▶ **Exercise objective**
Drop the pictures, then extract the listing word for word.

Extracted data entries:
__________
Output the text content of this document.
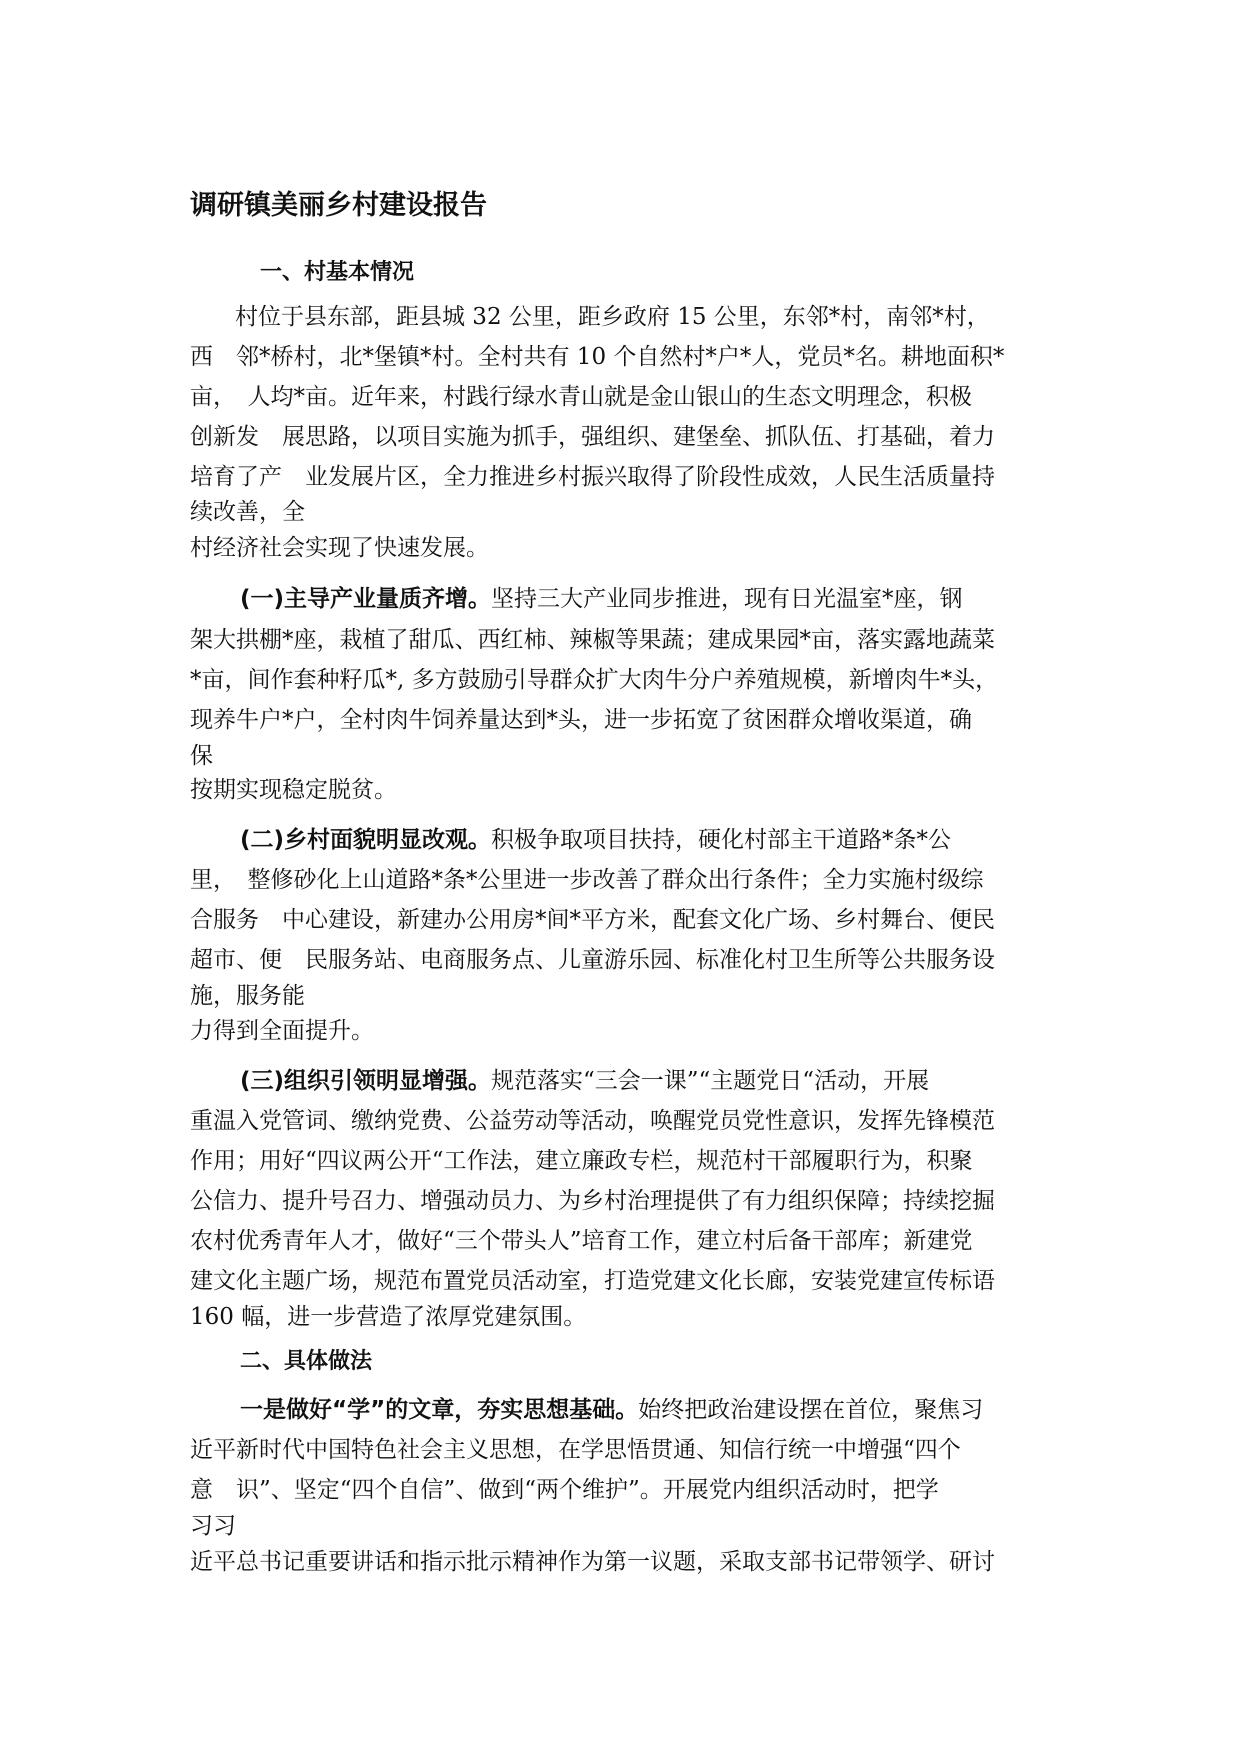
调研镇美丽乡村建设报告
一、村基本情况
村位于县东部，距县城 32 公里，距乡政府 15 公里，东邻*村，南邻*村，
西　邻*桥村，北*堡镇*村。全村共有 10 个自然村*户*人，党员*名。耕地面积*
亩，　人均*亩。近年来，村践行绿水青山就是金山银山的生态文明理念，积极
创新发　展思路，以项目实施为抓手，强组织、建堡垒、抓队伍、打基础，着力
培育了产　业发展片区，全力推进乡村振兴取得了阶段性成效，人民生活质量持
续改善，全
村经济社会实现了快速发展。
(一)主导产业量质齐增。坚持三大产业同步推进，现有日光温室*座，钢
架大拱棚*座，栽植了甜瓜、西红柿、辣椒等果蔬；建成果园*亩，落实露地蔬菜
*亩，间作套种籽瓜*, 多方鼓励引导群众扩大肉牛分户养殖规模，新增肉牛*头，
现养牛户*户，全村肉牛饲养量达到*头，进一步拓宽了贫困群众增收渠道，确
保
按期实现稳定脱贫。
(二)乡村面貌明显改观。积极争取项目扶持，硬化村部主干道路*条*公
里，　整修砂化上山道路*条*公里进一步改善了群众出行条件；全力实施村级综
合服务　中心建设，新建办公用房*间*平方米，配套文化广场、乡村舞台、便民
超市、便　民服务站、电商服务点、儿童游乐园、标准化村卫生所等公共服务设
施，服务能
力得到全面提升。
(三)组织引领明显增强。规范落实“三会一课”“主题党日“活动，开展
重温入党管词、缴纳党费、公益劳动等活动，唤醒党员党性意识，发挥先锋模范
作用；用好“四议两公开“工作法，建立廉政专栏，规范村干部履职行为，积聚
公信力、提升号召力、增强动员力、为乡村治理提供了有力组织保障；持续挖掘
农村优秀青年人才，做好“三个带头人”培育工作，建立村后备干部库；新建党
建文化主题广场，规范布置党员活动室，打造党建文化长廊，安装党建宣传标语
160 幅，进一步营造了浓厚党建氛围。
二、具体做法
一是做好“学”的文章，夯实思想基础。始终把政治建设摆在首位，聚焦习
近平新时代中国特色社会主义思想，在学思悟贯通、知信行统一中增强“四个
意　识”、坚定“四个自信”、做到“两个维护”。开展党内组织活动时，把学
习习
近平总书记重要讲话和指示批示精神作为第一议题，采取支部书记带领学、研讨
__________
▶ **Written answer**
Output the text content of this document.
调研镇美丽乡村建设报告
一、村基本情况
村位于县东部，距县城 32 公里，距乡政府 15 公里，东邻*村，南邻*村，
西　邻*桥村，北*堡镇*村。全村共有 10 个自然村*户*人，党员*名。耕地面积*
亩，　人均*亩。近年来，村践行绿水青山就是金山银山的生态文明理念，积极
创新发　展思路，以项目实施为抓手，强组织、建堡垒、抓队伍、打基础，着力
培育了产　业发展片区，全力推进乡村振兴取得了阶段性成效，人民生活质量持
续改善，全
村经济社会实现了快速发展。
(一)主导产业量质齐增。坚持三大产业同步推进，现有日光温室*座，钢
架大拱棚*座，栽植了甜瓜、西红柿、辣椒等果蔬；建成果园*亩，落实露地蔬菜
*亩，间作套种籽瓜*, 多方鼓励引导群众扩大肉牛分户养殖规模，新增肉牛*头，
现养牛户*户，全村肉牛饲养量达到*头，进一步拓宽了贫困群众增收渠道，确
保
按期实现稳定脱贫。
(二)乡村面貌明显改观。积极争取项目扶持，硬化村部主干道路*条*公
里，　整修砂化上山道路*条*公里进一步改善了群众出行条件；全力实施村级综
合服务　中心建设，新建办公用房*间*平方米，配套文化广场、乡村舞台、便民
超市、便　民服务站、电商服务点、儿童游乐园、标准化村卫生所等公共服务设
施，服务能
力得到全面提升。
(三)组织引领明显增强。规范落实“三会一课”“主题党日“活动，开展
重温入党管词、缴纳党费、公益劳动等活动，唤醒党员党性意识，发挥先锋模范
作用；用好“四议两公开“工作法，建立廉政专栏，规范村干部履职行为，积聚
公信力、提升号召力、增强动员力、为乡村治理提供了有力组织保障；持续挖掘
农村优秀青年人才，做好“三个带头人”培育工作，建立村后备干部库；新建党
建文化主题广场，规范布置党员活动室，打造党建文化长廊，安装党建宣传标语
160 幅，进一步营造了浓厚党建氛围。
二、具体做法
一是做好“学”的文章，夯实思想基础。始终把政治建设摆在首位，聚焦习
近平新时代中国特色社会主义思想，在学思悟贯通、知信行统一中增强“四个
意　识”、坚定“四个自信”、做到“两个维护”。开展党内组织活动时，把学
习习
近平总书记重要讲话和指示批示精神作为第一议题，采取支部书记带领学、研讨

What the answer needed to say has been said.